(begin)

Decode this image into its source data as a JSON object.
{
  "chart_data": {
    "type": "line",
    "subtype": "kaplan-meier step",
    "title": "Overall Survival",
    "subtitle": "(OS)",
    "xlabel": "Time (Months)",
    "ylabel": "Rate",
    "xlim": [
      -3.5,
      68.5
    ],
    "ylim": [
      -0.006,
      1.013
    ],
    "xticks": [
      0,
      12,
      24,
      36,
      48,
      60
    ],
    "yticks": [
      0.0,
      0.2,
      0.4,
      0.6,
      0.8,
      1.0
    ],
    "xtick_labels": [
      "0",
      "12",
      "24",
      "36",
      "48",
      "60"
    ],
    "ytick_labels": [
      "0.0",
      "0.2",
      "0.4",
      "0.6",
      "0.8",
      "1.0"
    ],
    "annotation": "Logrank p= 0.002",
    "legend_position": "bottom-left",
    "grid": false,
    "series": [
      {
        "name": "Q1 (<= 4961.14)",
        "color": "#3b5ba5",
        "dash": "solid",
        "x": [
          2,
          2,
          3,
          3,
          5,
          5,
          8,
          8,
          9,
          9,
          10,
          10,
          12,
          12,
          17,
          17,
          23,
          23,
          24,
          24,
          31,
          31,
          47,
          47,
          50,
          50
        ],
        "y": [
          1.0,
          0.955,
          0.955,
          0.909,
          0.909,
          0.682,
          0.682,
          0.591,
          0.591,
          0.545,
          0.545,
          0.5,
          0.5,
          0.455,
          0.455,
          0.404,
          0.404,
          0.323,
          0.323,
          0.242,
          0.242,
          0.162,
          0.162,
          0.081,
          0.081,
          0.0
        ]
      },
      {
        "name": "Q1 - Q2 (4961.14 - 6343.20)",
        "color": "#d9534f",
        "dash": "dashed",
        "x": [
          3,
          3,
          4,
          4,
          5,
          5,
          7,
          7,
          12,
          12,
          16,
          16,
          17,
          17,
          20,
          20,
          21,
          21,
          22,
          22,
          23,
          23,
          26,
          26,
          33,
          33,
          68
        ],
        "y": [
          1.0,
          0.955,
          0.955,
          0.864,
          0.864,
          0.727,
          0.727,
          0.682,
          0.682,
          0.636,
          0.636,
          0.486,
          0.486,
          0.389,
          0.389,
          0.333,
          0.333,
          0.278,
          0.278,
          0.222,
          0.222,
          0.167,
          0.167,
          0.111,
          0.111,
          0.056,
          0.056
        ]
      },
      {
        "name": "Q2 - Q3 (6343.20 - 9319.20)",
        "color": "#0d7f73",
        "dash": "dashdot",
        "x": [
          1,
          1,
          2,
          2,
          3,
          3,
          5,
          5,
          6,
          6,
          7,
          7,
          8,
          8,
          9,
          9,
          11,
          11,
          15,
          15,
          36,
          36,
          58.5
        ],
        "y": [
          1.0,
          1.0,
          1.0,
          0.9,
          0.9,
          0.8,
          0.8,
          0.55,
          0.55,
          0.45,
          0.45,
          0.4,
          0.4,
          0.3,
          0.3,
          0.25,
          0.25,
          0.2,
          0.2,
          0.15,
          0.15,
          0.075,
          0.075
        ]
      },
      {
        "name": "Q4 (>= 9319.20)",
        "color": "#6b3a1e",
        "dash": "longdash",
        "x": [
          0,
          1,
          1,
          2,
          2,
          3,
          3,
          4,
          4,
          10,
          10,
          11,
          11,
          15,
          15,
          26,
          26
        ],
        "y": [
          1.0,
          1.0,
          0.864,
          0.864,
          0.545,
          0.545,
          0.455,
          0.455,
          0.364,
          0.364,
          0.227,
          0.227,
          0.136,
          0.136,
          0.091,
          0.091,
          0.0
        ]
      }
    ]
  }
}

(end)

#### Task to complete
Go through the records line by line and count those containing the string "color". Give only the total.

#### Right answer
4